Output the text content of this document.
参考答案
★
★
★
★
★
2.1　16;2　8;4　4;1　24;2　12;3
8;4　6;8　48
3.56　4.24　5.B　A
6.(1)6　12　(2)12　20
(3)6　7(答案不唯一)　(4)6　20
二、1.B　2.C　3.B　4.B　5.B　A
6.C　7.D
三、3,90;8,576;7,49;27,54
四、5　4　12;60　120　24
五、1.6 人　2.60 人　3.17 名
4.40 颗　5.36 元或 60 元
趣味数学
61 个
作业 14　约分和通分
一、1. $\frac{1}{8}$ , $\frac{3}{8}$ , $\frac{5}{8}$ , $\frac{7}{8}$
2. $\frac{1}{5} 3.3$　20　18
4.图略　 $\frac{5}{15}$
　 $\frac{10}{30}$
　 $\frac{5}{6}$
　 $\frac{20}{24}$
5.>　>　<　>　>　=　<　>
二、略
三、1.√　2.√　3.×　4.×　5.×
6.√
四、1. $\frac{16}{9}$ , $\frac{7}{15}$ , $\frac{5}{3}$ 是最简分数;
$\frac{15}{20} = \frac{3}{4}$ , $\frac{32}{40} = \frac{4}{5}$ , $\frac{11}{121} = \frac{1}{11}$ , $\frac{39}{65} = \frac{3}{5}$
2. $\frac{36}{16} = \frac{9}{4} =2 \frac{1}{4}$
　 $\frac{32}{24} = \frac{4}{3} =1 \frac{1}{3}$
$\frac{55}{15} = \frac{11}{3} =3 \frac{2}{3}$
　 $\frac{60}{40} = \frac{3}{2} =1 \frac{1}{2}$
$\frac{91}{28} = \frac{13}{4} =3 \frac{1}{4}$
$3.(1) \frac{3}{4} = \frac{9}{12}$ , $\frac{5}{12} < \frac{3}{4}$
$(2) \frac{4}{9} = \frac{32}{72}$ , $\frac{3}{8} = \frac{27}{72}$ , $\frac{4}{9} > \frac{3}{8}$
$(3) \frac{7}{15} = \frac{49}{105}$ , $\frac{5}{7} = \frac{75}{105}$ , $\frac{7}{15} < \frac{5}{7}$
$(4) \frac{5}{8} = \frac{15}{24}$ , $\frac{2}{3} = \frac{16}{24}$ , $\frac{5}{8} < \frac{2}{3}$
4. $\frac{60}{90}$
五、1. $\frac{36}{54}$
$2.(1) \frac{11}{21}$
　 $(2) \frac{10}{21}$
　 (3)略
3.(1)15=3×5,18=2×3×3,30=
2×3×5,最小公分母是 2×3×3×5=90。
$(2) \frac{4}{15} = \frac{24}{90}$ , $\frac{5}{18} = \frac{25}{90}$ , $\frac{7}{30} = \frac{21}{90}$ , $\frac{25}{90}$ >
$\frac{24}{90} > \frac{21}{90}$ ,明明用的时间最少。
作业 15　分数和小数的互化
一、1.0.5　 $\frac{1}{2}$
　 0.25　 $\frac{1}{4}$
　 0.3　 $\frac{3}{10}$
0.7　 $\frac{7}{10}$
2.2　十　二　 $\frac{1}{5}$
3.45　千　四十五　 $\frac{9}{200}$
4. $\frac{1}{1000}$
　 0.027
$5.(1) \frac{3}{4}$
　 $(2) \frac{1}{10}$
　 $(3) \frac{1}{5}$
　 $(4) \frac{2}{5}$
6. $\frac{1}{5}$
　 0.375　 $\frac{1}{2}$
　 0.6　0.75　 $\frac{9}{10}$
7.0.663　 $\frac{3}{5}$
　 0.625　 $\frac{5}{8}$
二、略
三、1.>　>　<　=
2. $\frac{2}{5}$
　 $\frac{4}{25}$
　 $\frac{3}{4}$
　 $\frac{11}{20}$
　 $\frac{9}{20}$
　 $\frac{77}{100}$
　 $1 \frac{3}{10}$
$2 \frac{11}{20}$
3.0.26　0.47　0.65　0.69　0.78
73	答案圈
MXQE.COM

+-------+

* _Given problem_
Return the listing above in full, character for character.

* _Full solution_
Output the text content of this document.
参考答案
★
★
★
★
★
2.1　16;2　8;4　4;1　24;2　12;3
8;4　6;8　48
3.56　4.24　5.B　A
6.(1)6　12　(2)12　20
(3)6　7(答案不唯一)　(4)6　20
二、1.B　2.C　3.B　4.B　5.B　A
6.C　7.D
三、3,90;8,576;7,49;27,54
四、5　4　12;60　120　24
五、1.6 人　2.60 人　3.17 名
4.40 颗　5.36 元或 60 元
趣味数学
61 个
作业 14　约分和通分
一、1. $\frac{1}{8}$ , $\frac{3}{8}$ , $\frac{5}{8}$ , $\frac{7}{8}$
2. $\frac{1}{5} 3.3$　20　18
4.图略　 $\frac{5}{15}$
　 $\frac{10}{30}$
　 $\frac{5}{6}$
　 $\frac{20}{24}$
5.>　>　<　>　>　=　<　>
二、略
三、1.√　2.√　3.×　4.×　5.×
6.√
四、1. $\frac{16}{9}$ , $\frac{7}{15}$ , $\frac{5}{3}$ 是最简分数;
$\frac{15}{20} = \frac{3}{4}$ , $\frac{32}{40} = \frac{4}{5}$ , $\frac{11}{121} = \frac{1}{11}$ , $\frac{39}{65} = \frac{3}{5}$
2. $\frac{36}{16} = \frac{9}{4} =2 \frac{1}{4}$
　 $\frac{32}{24} = \frac{4}{3} =1 \frac{1}{3}$
$\frac{55}{15} = \frac{11}{3} =3 \frac{2}{3}$
　 $\frac{60}{40} = \frac{3}{2} =1 \frac{1}{2}$
$\frac{91}{28} = \frac{13}{4} =3 \frac{1}{4}$
$3.(1) \frac{3}{4} = \frac{9}{12}$ , $\frac{5}{12} < \frac{3}{4}$
$(2) \frac{4}{9} = \frac{32}{72}$ , $\frac{3}{8} = \frac{27}{72}$ , $\frac{4}{9} > \frac{3}{8}$
$(3) \frac{7}{15} = \frac{49}{105}$ , $\frac{5}{7} = \frac{75}{105}$ , $\frac{7}{15} < \frac{5}{7}$
$(4) \frac{5}{8} = \frac{15}{24}$ , $\frac{2}{3} = \frac{16}{24}$ , $\frac{5}{8} < \frac{2}{3}$
4. $\frac{60}{90}$
五、1. $\frac{36}{54}$
$2.(1) \frac{11}{21}$
　 $(2) \frac{10}{21}$
　 (3)略
3.(1)15=3×5,18=2×3×3,30=
2×3×5,最小公分母是 2×3×3×5=90。
$(2) \frac{4}{15} = \frac{24}{90}$ , $\frac{5}{18} = \frac{25}{90}$ , $\frac{7}{30} = \frac{21}{90}$ , $\frac{25}{90}$ >
$\frac{24}{90} > \frac{21}{90}$ ,明明用的时间最少。
作业 15　分数和小数的互化
一、1.0.5　 $\frac{1}{2}$
　 0.25　 $\frac{1}{4}$
　 0.3　 $\frac{3}{10}$
0.7　 $\frac{7}{10}$
2.2　十　二　 $\frac{1}{5}$
3.45　千　四十五　 $\frac{9}{200}$
4. $\frac{1}{1000}$
　 0.027
$5.(1) \frac{3}{4}$
　 $(2) \frac{1}{10}$
　 $(3) \frac{1}{5}$
　 $(4) \frac{2}{5}$
6. $\frac{1}{5}$
　 0.375　 $\frac{1}{2}$
　 0.6　0.75　 $\frac{9}{10}$
7.0.663　 $\frac{3}{5}$
　 0.625　 $\frac{5}{8}$
二、略
三、1.>　>　<　=
2. $\frac{2}{5}$
　 $\frac{4}{25}$
　 $\frac{3}{4}$
　 $\frac{11}{20}$
　 $\frac{9}{20}$
　 $\frac{77}{100}$
　 $1 \frac{3}{10}$
$2 \frac{11}{20}$
3.0.26　0.47　0.65　0.69　0.78
73	答案圈
MXQE.COM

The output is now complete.